## Your objective
Every record that follows should be printed verbatim.

## Extracted entries
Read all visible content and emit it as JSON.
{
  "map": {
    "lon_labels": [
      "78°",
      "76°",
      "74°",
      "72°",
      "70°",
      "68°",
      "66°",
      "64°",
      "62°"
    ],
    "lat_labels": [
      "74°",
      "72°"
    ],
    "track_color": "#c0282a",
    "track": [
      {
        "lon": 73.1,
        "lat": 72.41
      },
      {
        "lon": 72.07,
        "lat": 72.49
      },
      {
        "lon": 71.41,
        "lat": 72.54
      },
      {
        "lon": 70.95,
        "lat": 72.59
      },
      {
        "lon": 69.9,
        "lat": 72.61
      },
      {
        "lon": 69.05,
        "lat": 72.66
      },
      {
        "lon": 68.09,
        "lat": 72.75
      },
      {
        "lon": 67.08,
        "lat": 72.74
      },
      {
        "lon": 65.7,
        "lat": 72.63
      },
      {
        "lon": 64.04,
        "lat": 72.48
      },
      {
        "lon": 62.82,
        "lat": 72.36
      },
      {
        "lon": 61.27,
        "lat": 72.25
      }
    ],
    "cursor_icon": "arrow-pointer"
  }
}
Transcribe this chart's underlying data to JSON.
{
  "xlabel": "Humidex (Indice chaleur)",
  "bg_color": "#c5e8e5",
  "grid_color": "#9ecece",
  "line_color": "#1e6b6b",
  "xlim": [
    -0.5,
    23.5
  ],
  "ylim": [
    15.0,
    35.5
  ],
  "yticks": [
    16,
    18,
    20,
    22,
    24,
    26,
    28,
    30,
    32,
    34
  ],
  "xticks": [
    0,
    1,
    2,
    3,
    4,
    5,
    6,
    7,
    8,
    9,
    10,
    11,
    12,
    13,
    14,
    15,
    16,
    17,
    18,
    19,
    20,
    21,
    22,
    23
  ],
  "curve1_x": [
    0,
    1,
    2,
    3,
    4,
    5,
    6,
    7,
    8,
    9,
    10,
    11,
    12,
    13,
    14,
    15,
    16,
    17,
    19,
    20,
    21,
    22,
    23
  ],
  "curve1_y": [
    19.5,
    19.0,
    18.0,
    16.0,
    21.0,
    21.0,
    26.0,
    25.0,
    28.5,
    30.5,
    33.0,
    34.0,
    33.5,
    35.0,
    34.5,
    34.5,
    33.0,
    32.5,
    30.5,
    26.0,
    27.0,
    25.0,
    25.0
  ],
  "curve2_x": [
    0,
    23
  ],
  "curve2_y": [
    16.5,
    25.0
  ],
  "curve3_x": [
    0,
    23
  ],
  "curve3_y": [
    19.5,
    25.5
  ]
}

## Written reply
Read all visible content and emit it as JSON.
{
  "map": {
    "lon_labels": [
      "78°",
      "76°",
      "74°",
      "72°",
      "70°",
      "68°",
      "66°",
      "64°",
      "62°"
    ],
    "lat_labels": [
      "74°",
      "72°"
    ],
    "track_color": "#c0282a",
    "track": [
      {
        "lon": 73.1,
        "lat": 72.41
      },
      {
        "lon": 72.07,
        "lat": 72.49
      },
      {
        "lon": 71.41,
        "lat": 72.54
      },
      {
        "lon": 70.95,
        "lat": 72.59
      },
      {
        "lon": 69.9,
        "lat": 72.61
      },
      {
        "lon": 69.05,
        "lat": 72.66
      },
      {
        "lon": 68.09,
        "lat": 72.75
      },
      {
        "lon": 67.08,
        "lat": 72.74
      },
      {
        "lon": 65.7,
        "lat": 72.63
      },
      {
        "lon": 64.04,
        "lat": 72.48
      },
      {
        "lon": 62.82,
        "lat": 72.36
      },
      {
        "lon": 61.27,
        "lat": 72.25
      }
    ],
    "cursor_icon": "arrow-pointer"
  }
}
Transcribe this chart's underlying data to JSON.
{
  "xlabel": "Humidex (Indice chaleur)",
  "bg_color": "#c5e8e5",
  "grid_color": "#9ecece",
  "line_color": "#1e6b6b",
  "xlim": [
    -0.5,
    23.5
  ],
  "ylim": [
    15.0,
    35.5
  ],
  "yticks": [
    16,
    18,
    20,
    22,
    24,
    26,
    28,
    30,
    32,
    34
  ],
  "xticks": [
    0,
    1,
    2,
    3,
    4,
    5,
    6,
    7,
    8,
    9,
    10,
    11,
    12,
    13,
    14,
    15,
    16,
    17,
    18,
    19,
    20,
    21,
    22,
    23
  ],
  "curve1_x": [
    0,
    1,
    2,
    3,
    4,
    5,
    6,
    7,
    8,
    9,
    10,
    11,
    12,
    13,
    14,
    15,
    16,
    17,
    19,
    20,
    21,
    22,
    23
  ],
  "curve1_y": [
    19.5,
    19.0,
    18.0,
    16.0,
    21.0,
    21.0,
    26.0,
    25.0,
    28.5,
    30.5,
    33.0,
    34.0,
    33.5,
    35.0,
    34.5,
    34.5,
    33.0,
    32.5,
    30.5,
    26.0,
    27.0,
    25.0,
    25.0
  ],
  "curve2_x": [
    0,
    23
  ],
  "curve2_y": [
    16.5,
    25.0
  ],
  "curve3_x": [
    0,
    23
  ],
  "curve3_y": [
    19.5,
    25.5
  ]
}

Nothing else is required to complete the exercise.